• [提供された抜粋]

________________________

以下のようなコマンドで、ファイアウォールの設定を確認・追加してみるのも一つの方法です。
# 例: LPD/LPR用にTCPポート515を開放する場合
netsh advfirewall firewall add rule name="Open LPD Port 515" dir=in action=allow protocol=TCP localport=515
VPNクライアント側のルーティング設定
- VPNクライアントが「デフォルトゲートウェイをリモートネットワーク上に使用する」設定になっている場合、ローカルネットワークやプリンター共有のアクセスが別の経路へ行ってしまい、通信が不安定になることがあります。
- 必要に応じて「スプリットトンネリング」を設定し、プリンターへの通信だけはVPNを通す、あるいはローカル優先とするなど、環境に合わせたルート設定を検討してください。
トラブルシューティング手順
実際に印刷ジョブが流れない場合、どこに原因があるのかを段階的に切り分けることが大切です。以下のフローで問題箇所を見つけやすくなります。
ステップ1:ローカル印刷と共有印刷の確認
- ノートPCに直接印刷できるか
ノートPCのローカルUSBプリンターに対して、テストページが正常に印刷されるか確認しましょう。ここが問題ないなら、ハードウェアやドライバーは概ね正常です。 - 同一セグメント上の別PCから印刷できるか
同じネットワークにあるPCを使って、ノートPCの共有プリンターを認識・印刷できるかテストします。VPNなしの状態でうまく印刷できるのであれば、VPN特有の問題(ポート制限など)が疑われます。

________________________

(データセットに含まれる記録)

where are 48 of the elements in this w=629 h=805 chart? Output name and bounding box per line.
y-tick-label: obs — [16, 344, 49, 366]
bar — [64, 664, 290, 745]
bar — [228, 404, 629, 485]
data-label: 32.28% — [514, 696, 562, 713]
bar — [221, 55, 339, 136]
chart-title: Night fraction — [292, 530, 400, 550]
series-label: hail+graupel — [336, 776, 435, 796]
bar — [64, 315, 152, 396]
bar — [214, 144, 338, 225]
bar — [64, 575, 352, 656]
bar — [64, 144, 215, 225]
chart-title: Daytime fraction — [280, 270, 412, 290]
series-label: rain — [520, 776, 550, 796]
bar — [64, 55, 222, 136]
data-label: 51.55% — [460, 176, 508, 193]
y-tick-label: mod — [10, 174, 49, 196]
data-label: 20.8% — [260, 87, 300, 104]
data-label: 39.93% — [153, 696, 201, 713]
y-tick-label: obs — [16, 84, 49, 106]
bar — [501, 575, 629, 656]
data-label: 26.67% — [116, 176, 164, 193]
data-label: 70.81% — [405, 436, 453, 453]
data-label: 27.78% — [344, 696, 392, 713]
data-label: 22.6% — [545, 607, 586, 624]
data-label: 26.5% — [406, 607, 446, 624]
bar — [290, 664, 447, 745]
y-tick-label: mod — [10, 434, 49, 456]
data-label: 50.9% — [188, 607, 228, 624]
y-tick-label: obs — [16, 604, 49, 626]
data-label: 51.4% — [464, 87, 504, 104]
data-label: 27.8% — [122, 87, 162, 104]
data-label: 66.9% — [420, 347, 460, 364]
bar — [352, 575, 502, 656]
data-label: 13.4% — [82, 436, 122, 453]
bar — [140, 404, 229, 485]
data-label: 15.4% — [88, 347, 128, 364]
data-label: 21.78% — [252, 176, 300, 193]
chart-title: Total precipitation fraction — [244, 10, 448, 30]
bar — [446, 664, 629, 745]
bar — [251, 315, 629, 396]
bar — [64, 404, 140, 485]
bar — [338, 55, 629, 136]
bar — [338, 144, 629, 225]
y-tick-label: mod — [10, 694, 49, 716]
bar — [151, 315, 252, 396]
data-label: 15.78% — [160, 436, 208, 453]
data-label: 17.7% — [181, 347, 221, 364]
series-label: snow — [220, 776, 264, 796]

________________________

上の抜粋のうち、「- 必要に応じて「スプリット」という言葉を含むところから始まり「ート制限など)が疑われます。」で終わる部分を、一字一句そのまま書き写してください。

• [課題への回答]
- 必要に応じて「スプリットトンネリング」を設定し、プリンターへの通信だけはVPNを通す、あるいはローカル優先とするなど、環境に合わせたルート設定を検討してください。
トラブルシューティング手順
実際に印刷ジョブが流れない場合、どこに原因があるのかを段階的に切り分けることが大切です。以下のフローで問題箇所を見つけやすくなります。
ステップ1:ローカル印刷と共有印刷の確認
- ノートPCに直接印刷できるか
ノートPCのローカルUSBプリンターに対して、テストページが正常に印刷されるか確認しましょう。ここが問題ないなら、ハードウェアやドライバーは概ね正常です。 - 同一セグメント上の別PCから印刷できるか
同じネットワークにあるPCを使って、ノートPCの共有プリンターを認識・印刷できるかテストします。VPNなしの状態でうまく印刷できるのであれば、VPN特有の問題(ポート制限など)が疑われます。